• **SHORT EXERCISE**: Repeat the data word for word. Do not include the pictures.

• **DATASET EXCERPTS**:
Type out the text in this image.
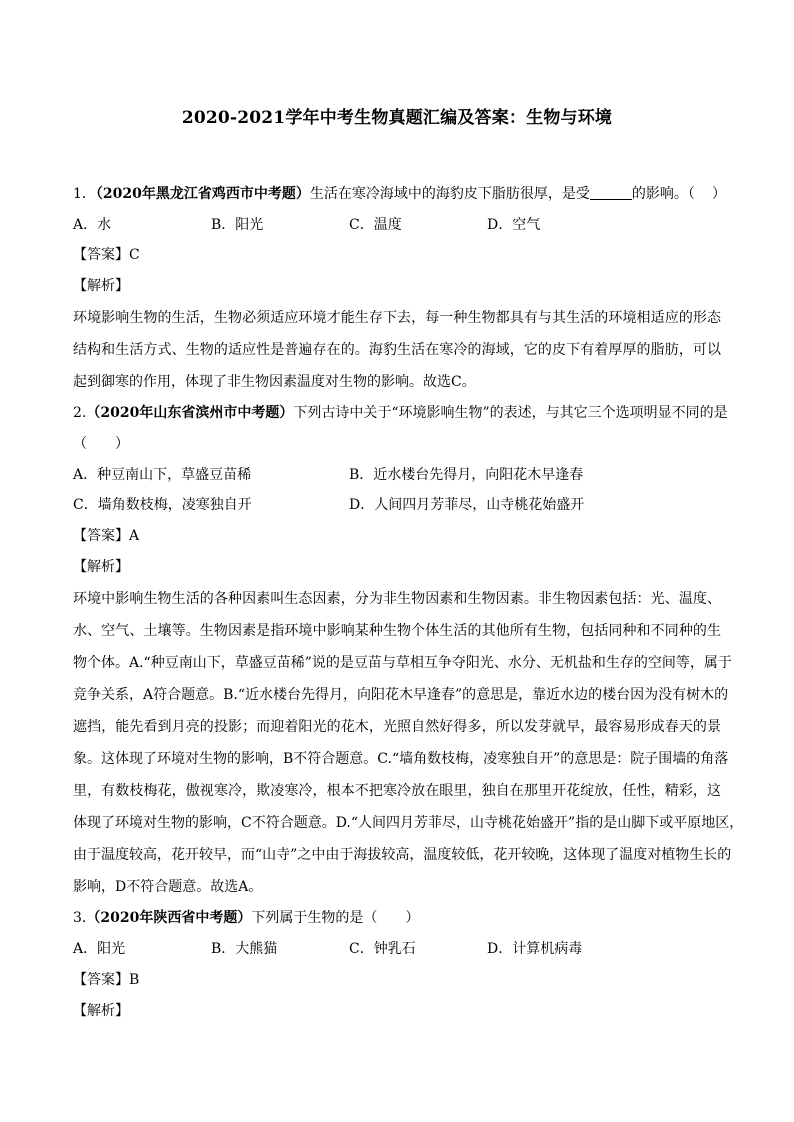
2020-2021学年中考生物真题汇编及答案：生物与环境
1．（2020年黑龙江省鸡西市中考题）生活在寒冷海域中的海豹皮下脂肪很厚，是受	的影响。（	）
A．水	B．阳光	C．温度	D．空气
【答案】C
【解析】
环境影响生物的生活，生物必须适应环境才能生存下去，每一种生物都具有与其生活的环境相适应的形态
结构和生活方式、生物的适应性是普遍存在的。海豹生活在寒冷的海域，它的皮下有着厚厚的脂肪，可以
起到御寒的作用，体现了非生物因素温度对生物的影响。故选C。
2.（2020年山东省滨州市中考题）下列古诗中关于“环境影响生物”的表述，与其它三个选项明显不同的是
（　　）
A．种豆南山下，草盛豆苗稀	B．近水楼台先得月，向阳花木早逢春
C．墙角数枝梅，凌寒独自开	D．人间四月芳菲尽，山寺桃花始盛开
【答案】A
【解析】
环境中影响生物生活的各种因素叫生态因素，分为非生物因素和生物因素。非生物因素包括：光、温度、
水、空气、土壤等。生物因素是指环境中影响某种生物个体生活的其他所有生物，包括同种和不同种的生
物个体。A.“种豆南山下，草盛豆苗稀”说的是豆苗与草相互争夺阳光、水分、无机盐和生存的空间等，属于
竞争关系，A符合题意。B.“近水楼台先得月，向阳花木早逢春”的意思是，靠近水边的楼台因为没有树木的
遮挡，能先看到月亮的投影；而迎着阳光的花木，光照自然好得多，所以发芽就早，最容易形成春天的景
象。这体现了环境对生物的影响，B不符合题意。C.“墙角数枝梅，凌寒独自开”的意思是：院子围墙的角落
里，有数枝梅花，傲视寒冷，欺凌寒冷，根本不把寒冷放在眼里，独自在那里开花绽放，任性，精彩，这
体现了环境对生物的影响，C不符合题意。D.“人间四月芳菲尽，山寺桃花始盛开”指的是山脚下或平原地区，
由于温度较高，花开较早，而“山寺”之中由于海拔较高，温度较低，花开较晚，这体现了温度对植物生长的
影响，D不符合题意。故选A。
3.（2020年陕西省中考题）下列属于生物的是（　　）
A．阳光	B．大熊猫	C．钟乳石	D．计算机病毒
【答案】B
【解析】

• **OUTPUT OF THE TASK**:
Type out the text in this image.
2020-2021学年中考生物真题汇编及答案：生物与环境
1．（2020年黑龙江省鸡西市中考题）生活在寒冷海域中的海豹皮下脂肪很厚，是受	的影响。（	）
A．水	B．阳光	C．温度	D．空气
【答案】C
【解析】
环境影响生物的生活，生物必须适应环境才能生存下去，每一种生物都具有与其生活的环境相适应的形态
结构和生活方式、生物的适应性是普遍存在的。海豹生活在寒冷的海域，它的皮下有着厚厚的脂肪，可以
起到御寒的作用，体现了非生物因素温度对生物的影响。故选C。
2.（2020年山东省滨州市中考题）下列古诗中关于“环境影响生物”的表述，与其它三个选项明显不同的是
（　　）
A．种豆南山下，草盛豆苗稀	B．近水楼台先得月，向阳花木早逢春
C．墙角数枝梅，凌寒独自开	D．人间四月芳菲尽，山寺桃花始盛开
【答案】A
【解析】
环境中影响生物生活的各种因素叫生态因素，分为非生物因素和生物因素。非生物因素包括：光、温度、
水、空气、土壤等。生物因素是指环境中影响某种生物个体生活的其他所有生物，包括同种和不同种的生
物个体。A.“种豆南山下，草盛豆苗稀”说的是豆苗与草相互争夺阳光、水分、无机盐和生存的空间等，属于
竞争关系，A符合题意。B.“近水楼台先得月，向阳花木早逢春”的意思是，靠近水边的楼台因为没有树木的
遮挡，能先看到月亮的投影；而迎着阳光的花木，光照自然好得多，所以发芽就早，最容易形成春天的景
象。这体现了环境对生物的影响，B不符合题意。C.“墙角数枝梅，凌寒独自开”的意思是：院子围墙的角落
里，有数枝梅花，傲视寒冷，欺凌寒冷，根本不把寒冷放在眼里，独自在那里开花绽放，任性，精彩，这
体现了环境对生物的影响，C不符合题意。D.“人间四月芳菲尽，山寺桃花始盛开”指的是山脚下或平原地区，
由于温度较高，花开较早，而“山寺”之中由于海拔较高，温度较低，花开较晚，这体现了温度对植物生长的
影响，D不符合题意。故选A。
3.（2020年陕西省中考题）下列属于生物的是（　　）
A．阳光	B．大熊猫	C．钟乳石	D．计算机病毒
【答案】B
【解析】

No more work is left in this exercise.